**Exercise data**.

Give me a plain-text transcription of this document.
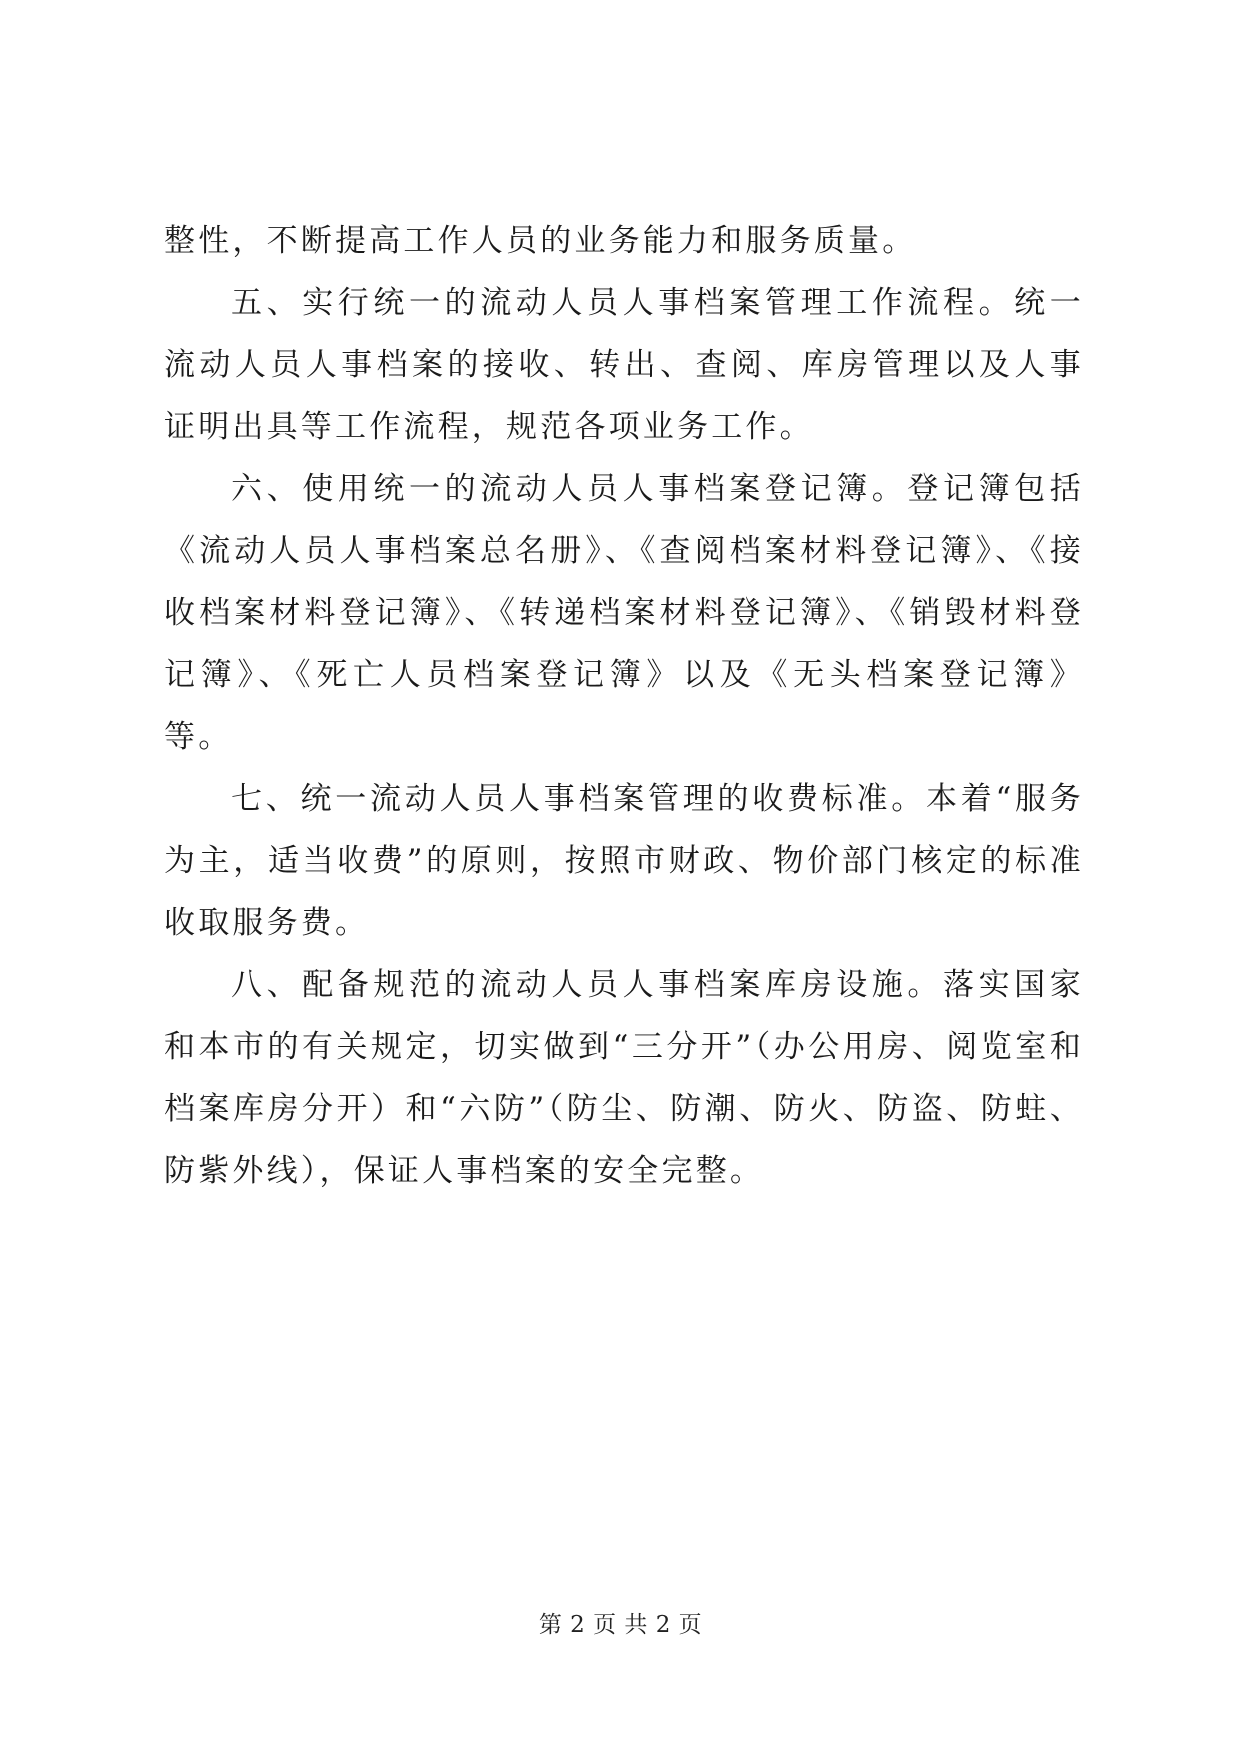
整性，不断提高工作人员的业务能力和服务质量。

五、实行统一的流动人员人事档案管理工作流程。统一流动人员人事档案的接收、转出、查阅、库房管理以及人事证明出具等工作流程，规范各项业务工作。

六、使用统一的流动人员人事档案登记簿。登记簿包括《流动人员人事档案总名册》、《查阅档案材料登记簿》、《接收档案材料登记簿》、《转递档案材料登记簿》、《销毁材料登记簿》、《死亡人员档案登记簿》以及《无头档案登记簿》等。

七、统一流动人员人事档案管理的收费标准。本着“服务为主，适当收费”的原则，按照市财政、物价部门核定的标准收取服务费。

八、配备规范的流动人员人事档案库房设施。落实国家和本市的有关规定，切实做到“三分开”（办公用房、阅览室和档案库房分开）和“六防”（防尘、防潮、防火、防盗、防蛀、防紫外线），保证人事档案的安全完整。

第 2 页 共 2 页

**Objective**.
Print each record exactly as it stands, leaving the images out.

**Exercise output**.
Give me a plain-text transcription of this document.
整性，不断提高工作人员的业务能力和服务质量。

五、实行统一的流动人员人事档案管理工作流程。统一流动人员人事档案的接收、转出、查阅、库房管理以及人事证明出具等工作流程，规范各项业务工作。

六、使用统一的流动人员人事档案登记簿。登记簿包括《流动人员人事档案总名册》、《查阅档案材料登记簿》、《接收档案材料登记簿》、《转递档案材料登记簿》、《销毁材料登记簿》、《死亡人员档案登记簿》以及《无头档案登记簿》等。

七、统一流动人员人事档案管理的收费标准。本着“服务为主，适当收费”的原则，按照市财政、物价部门核定的标准收取服务费。

八、配备规范的流动人员人事档案库房设施。落实国家和本市的有关规定，切实做到“三分开”（办公用房、阅览室和档案库房分开）和“六防”（防尘、防潮、防火、防盗、防蛀、防紫外线），保证人事档案的安全完整。

第 2 页 共 2 页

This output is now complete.